> **Problem to solve**
Work through the data line by line, gathering every line that has the word "因为函数f".
# # # # #
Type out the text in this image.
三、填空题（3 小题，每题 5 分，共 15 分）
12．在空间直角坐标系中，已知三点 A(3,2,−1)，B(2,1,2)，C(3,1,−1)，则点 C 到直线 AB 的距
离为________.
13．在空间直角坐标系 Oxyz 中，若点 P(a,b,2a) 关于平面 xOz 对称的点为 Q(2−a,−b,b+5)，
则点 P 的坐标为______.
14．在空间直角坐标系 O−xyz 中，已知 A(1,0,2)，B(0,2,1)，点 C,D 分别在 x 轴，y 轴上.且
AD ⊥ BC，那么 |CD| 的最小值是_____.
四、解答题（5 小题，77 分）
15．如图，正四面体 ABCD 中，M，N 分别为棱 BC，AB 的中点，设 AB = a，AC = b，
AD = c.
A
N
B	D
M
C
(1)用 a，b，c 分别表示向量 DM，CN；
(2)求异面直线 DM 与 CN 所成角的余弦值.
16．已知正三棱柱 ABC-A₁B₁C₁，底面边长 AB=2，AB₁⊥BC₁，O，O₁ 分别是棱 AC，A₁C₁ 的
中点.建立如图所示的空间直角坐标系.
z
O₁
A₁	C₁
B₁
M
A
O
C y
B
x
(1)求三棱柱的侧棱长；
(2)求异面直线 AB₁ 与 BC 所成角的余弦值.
# # # # #
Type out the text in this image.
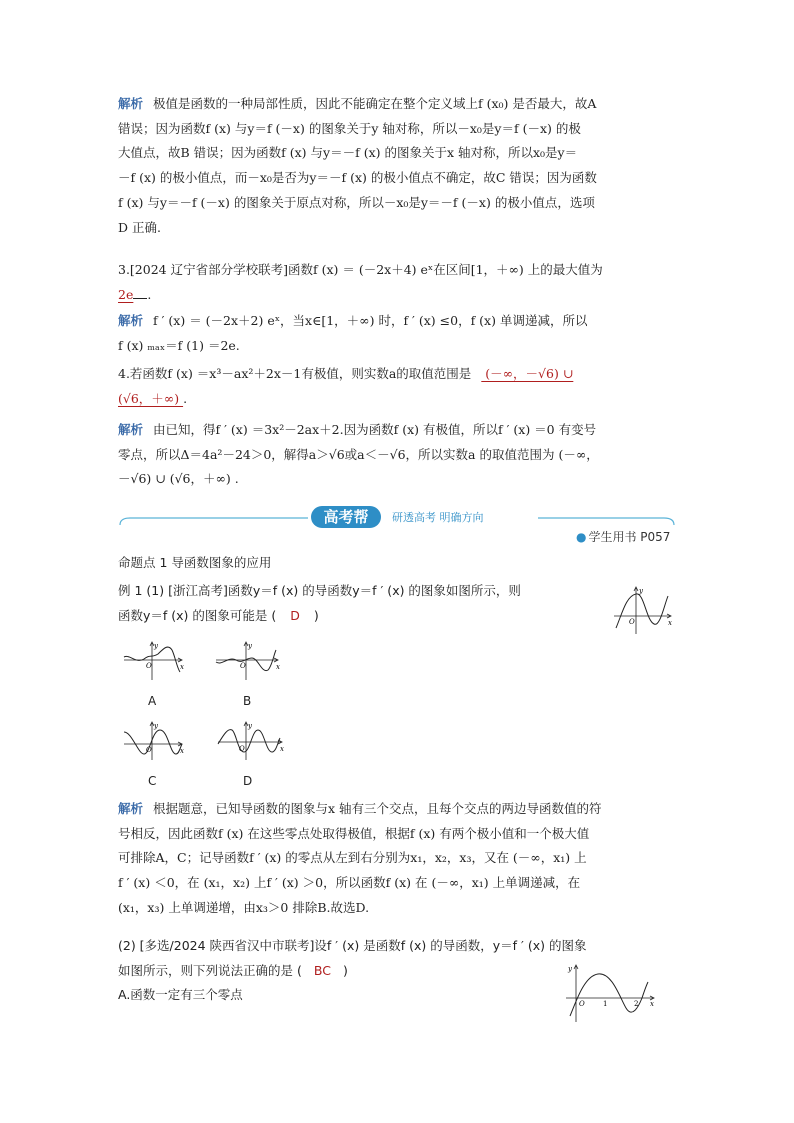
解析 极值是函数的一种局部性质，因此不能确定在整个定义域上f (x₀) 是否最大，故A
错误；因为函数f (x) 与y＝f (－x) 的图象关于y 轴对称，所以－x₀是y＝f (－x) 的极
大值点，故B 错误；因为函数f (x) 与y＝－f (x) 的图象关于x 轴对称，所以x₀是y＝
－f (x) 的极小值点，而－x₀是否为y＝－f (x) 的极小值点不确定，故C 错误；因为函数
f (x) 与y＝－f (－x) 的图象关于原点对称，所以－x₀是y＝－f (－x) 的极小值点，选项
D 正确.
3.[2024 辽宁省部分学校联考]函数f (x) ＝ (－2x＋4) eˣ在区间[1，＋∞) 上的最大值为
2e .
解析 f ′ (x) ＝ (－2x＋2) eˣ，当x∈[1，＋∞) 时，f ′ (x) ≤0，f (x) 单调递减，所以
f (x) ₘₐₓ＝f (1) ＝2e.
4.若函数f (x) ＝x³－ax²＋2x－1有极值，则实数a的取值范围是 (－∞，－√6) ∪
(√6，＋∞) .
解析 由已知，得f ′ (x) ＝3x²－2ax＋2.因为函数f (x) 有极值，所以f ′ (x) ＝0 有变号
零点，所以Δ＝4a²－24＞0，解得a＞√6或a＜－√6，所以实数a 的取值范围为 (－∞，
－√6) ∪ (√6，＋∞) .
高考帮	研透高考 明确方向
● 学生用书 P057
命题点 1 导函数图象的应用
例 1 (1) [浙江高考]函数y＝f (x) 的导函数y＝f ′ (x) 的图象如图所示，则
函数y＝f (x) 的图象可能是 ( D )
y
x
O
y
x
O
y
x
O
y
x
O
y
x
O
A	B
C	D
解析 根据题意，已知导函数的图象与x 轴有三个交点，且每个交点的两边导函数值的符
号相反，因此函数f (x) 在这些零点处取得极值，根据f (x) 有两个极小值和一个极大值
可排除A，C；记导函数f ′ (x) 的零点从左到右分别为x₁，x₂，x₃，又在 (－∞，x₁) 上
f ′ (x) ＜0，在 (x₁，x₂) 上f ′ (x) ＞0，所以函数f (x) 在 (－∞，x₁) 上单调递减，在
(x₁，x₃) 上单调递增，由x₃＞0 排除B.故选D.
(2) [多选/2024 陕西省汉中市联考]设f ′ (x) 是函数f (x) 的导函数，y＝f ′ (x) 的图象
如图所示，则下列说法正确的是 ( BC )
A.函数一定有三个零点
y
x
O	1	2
# # # # #
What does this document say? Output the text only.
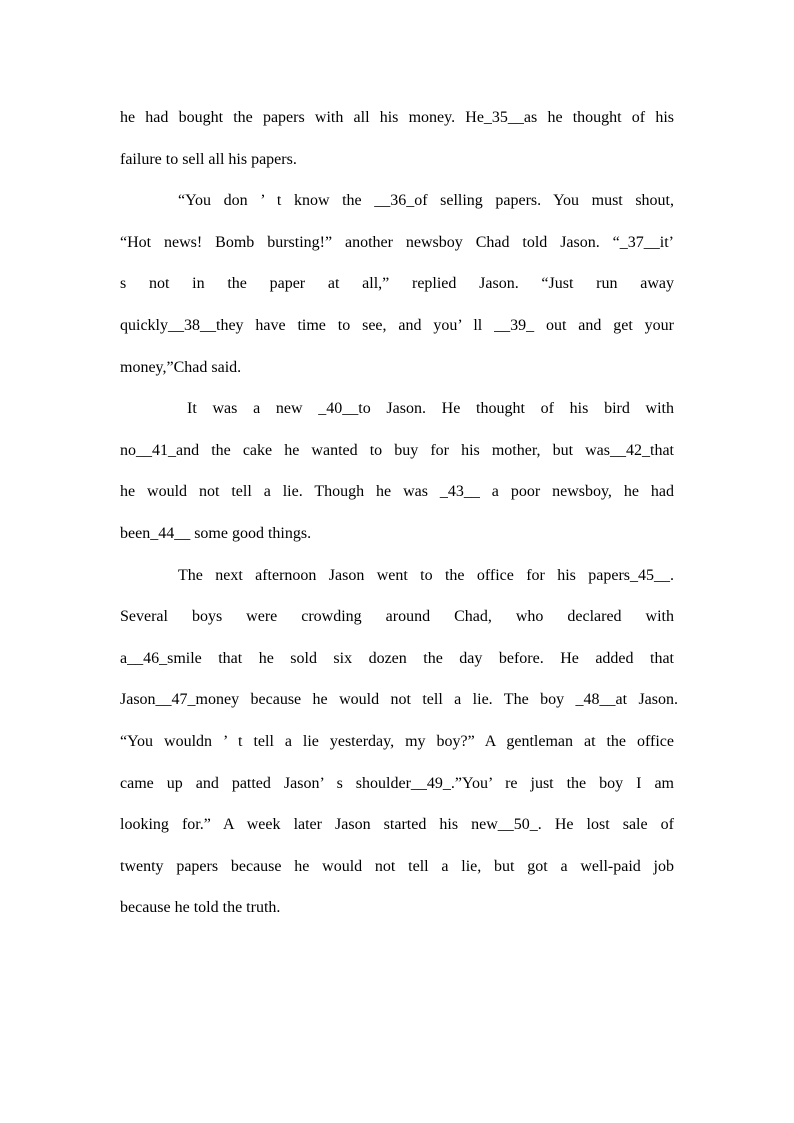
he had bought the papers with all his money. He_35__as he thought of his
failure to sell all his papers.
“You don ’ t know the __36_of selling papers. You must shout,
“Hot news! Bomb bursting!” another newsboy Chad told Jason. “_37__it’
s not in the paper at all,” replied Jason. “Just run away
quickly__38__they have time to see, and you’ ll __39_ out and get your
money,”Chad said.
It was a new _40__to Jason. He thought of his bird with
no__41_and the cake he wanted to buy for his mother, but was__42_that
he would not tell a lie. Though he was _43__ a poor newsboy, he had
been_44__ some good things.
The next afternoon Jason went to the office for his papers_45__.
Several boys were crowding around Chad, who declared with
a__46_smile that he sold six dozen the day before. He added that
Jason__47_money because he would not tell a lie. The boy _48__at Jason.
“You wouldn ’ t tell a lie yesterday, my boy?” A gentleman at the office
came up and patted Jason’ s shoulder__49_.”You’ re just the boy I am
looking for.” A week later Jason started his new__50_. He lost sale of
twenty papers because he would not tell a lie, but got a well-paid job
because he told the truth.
# # # # #
> **Answer in full**
错误；因为函数f (x) 与y＝f (－x) 的图象关于y 轴对称，所以－x₀是y＝f (－x) 的极
大值点，故B 错误；因为函数f (x) 与y＝－f (x) 的图象关于x 轴对称，所以x₀是y＝
解析 由已知，得f ′ (x) ＝3x²－2ax＋2.因为函数f (x) 有极值，所以f ′ (x) ＝0 有变号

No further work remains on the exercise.